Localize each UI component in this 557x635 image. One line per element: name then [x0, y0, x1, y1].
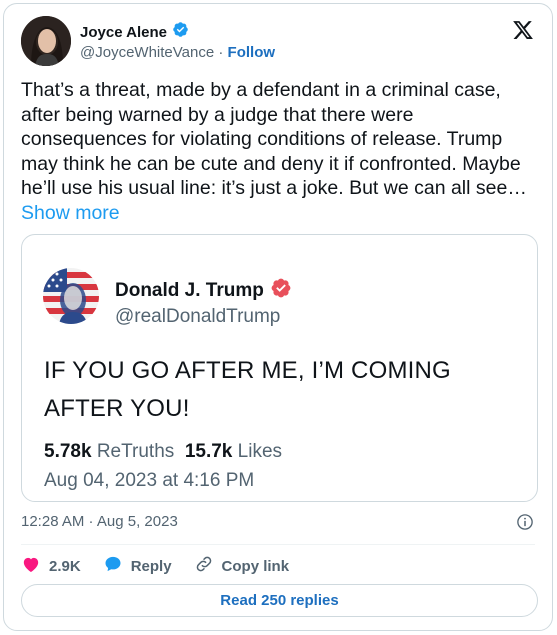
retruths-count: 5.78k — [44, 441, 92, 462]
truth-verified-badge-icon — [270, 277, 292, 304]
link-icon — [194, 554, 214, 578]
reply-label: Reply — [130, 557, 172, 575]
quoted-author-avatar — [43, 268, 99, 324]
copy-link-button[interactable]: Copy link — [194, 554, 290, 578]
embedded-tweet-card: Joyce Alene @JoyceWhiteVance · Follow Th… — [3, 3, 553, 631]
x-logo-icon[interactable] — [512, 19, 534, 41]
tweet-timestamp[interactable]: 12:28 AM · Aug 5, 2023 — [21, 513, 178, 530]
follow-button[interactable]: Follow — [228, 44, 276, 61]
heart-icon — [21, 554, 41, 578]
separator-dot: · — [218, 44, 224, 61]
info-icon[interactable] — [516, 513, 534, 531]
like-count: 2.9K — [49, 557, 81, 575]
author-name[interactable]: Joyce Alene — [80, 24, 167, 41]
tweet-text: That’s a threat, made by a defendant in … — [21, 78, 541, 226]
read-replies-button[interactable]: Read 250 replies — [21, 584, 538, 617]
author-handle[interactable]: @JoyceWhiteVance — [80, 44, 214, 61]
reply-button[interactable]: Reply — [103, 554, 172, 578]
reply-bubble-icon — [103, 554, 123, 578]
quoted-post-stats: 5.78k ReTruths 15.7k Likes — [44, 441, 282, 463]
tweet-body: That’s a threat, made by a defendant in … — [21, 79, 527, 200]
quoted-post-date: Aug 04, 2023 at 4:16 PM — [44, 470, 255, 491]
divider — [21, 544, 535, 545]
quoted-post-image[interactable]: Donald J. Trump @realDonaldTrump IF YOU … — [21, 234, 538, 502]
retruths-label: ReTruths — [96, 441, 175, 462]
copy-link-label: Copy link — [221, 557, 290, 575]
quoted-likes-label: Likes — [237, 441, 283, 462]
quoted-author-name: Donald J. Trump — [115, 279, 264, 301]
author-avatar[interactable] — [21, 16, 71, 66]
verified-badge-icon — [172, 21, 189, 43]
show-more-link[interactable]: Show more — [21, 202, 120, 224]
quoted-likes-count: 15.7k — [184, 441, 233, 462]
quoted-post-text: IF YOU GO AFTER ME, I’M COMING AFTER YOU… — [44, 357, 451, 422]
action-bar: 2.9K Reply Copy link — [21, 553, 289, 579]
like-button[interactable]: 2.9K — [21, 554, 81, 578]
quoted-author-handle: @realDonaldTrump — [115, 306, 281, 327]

========

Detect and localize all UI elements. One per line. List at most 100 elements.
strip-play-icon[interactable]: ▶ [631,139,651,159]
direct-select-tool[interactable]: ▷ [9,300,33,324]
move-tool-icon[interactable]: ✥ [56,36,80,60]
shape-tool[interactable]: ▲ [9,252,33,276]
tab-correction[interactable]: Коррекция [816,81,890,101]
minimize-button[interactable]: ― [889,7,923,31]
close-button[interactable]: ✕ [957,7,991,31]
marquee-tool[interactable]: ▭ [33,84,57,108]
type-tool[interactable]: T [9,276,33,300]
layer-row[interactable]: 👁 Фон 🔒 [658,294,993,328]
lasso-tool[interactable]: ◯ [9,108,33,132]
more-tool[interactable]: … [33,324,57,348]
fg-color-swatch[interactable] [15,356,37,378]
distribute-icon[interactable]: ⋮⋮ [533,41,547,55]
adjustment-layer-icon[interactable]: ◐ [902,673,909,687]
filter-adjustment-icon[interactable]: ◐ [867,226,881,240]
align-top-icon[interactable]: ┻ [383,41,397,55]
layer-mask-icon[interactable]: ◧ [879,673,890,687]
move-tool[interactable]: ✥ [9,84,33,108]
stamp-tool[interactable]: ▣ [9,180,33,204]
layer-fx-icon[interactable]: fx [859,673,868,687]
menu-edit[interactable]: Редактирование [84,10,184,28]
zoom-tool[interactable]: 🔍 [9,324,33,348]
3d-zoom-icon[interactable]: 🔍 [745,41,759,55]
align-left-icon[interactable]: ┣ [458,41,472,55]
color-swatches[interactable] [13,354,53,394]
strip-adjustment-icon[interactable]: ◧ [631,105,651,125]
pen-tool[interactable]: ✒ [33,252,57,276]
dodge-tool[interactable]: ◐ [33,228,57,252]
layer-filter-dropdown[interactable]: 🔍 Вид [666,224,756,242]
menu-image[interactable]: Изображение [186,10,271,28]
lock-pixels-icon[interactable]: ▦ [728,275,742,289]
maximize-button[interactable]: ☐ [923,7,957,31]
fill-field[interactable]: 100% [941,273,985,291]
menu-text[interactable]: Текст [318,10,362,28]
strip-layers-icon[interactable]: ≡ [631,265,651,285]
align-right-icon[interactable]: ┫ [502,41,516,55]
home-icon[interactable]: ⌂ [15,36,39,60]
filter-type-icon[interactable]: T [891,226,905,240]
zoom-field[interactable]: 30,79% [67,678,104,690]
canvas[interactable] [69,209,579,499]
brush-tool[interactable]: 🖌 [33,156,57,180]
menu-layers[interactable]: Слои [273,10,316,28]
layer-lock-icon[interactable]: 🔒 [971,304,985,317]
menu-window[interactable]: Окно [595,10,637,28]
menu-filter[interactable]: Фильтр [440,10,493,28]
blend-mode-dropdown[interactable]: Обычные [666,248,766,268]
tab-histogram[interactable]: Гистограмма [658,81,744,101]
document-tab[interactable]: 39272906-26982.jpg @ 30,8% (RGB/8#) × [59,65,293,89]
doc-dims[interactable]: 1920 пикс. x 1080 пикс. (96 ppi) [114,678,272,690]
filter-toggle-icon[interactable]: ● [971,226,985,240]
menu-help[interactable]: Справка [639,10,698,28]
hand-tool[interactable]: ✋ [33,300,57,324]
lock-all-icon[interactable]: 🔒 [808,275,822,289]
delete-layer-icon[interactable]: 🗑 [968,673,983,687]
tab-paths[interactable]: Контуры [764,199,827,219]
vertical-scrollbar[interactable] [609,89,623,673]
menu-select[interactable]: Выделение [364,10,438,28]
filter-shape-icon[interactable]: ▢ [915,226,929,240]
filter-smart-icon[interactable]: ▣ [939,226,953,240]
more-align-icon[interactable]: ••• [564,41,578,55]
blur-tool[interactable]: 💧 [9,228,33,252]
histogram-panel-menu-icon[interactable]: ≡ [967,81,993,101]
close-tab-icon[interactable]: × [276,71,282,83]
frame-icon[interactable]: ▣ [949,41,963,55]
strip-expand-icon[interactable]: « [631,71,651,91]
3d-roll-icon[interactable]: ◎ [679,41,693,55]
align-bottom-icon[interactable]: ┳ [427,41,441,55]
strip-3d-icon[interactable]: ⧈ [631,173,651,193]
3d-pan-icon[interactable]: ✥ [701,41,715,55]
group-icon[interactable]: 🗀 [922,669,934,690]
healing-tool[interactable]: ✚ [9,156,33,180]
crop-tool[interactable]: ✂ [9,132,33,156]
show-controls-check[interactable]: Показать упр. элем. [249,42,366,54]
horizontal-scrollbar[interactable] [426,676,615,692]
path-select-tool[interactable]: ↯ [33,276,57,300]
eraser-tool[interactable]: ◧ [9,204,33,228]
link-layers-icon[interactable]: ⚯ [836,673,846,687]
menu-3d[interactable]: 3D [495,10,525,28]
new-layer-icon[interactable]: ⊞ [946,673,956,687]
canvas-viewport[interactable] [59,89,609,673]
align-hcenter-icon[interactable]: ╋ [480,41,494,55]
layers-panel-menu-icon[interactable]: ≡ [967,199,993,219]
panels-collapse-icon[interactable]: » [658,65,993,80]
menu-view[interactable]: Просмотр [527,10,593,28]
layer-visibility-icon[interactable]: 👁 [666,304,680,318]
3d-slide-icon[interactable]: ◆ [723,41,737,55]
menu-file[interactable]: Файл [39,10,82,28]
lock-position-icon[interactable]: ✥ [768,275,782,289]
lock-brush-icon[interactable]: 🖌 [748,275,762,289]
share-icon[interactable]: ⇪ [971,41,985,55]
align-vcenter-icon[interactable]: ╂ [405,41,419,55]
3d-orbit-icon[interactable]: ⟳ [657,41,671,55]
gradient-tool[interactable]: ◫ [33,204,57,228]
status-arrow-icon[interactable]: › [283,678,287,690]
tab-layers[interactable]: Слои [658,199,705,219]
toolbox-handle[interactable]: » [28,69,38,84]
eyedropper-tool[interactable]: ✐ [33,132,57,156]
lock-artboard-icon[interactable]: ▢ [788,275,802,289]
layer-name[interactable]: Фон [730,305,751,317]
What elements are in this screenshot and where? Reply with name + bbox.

========

INSTRUCTIONS FOR THE TASK
Reproduce the items from the line containing "Detect and localize" through the line containing "layer-row[interactable]: 👁 Фон", keeping every character as it is.

FULL OUTPUT
Detect and localize all UI elements. One per line. List at most 100 elements.
strip-play-icon[interactable]: ▶ [631,139,651,159]
direct-select-tool[interactable]: ▷ [9,300,33,324]
move-tool-icon[interactable]: ✥ [56,36,80,60]
shape-tool[interactable]: ▲ [9,252,33,276]
tab-correction[interactable]: Коррекция [816,81,890,101]
minimize-button[interactable]: ― [889,7,923,31]
close-button[interactable]: ✕ [957,7,991,31]
marquee-tool[interactable]: ▭ [33,84,57,108]
type-tool[interactable]: T [9,276,33,300]
layer-row[interactable]: 👁 Фон 🔒 [658,294,993,328]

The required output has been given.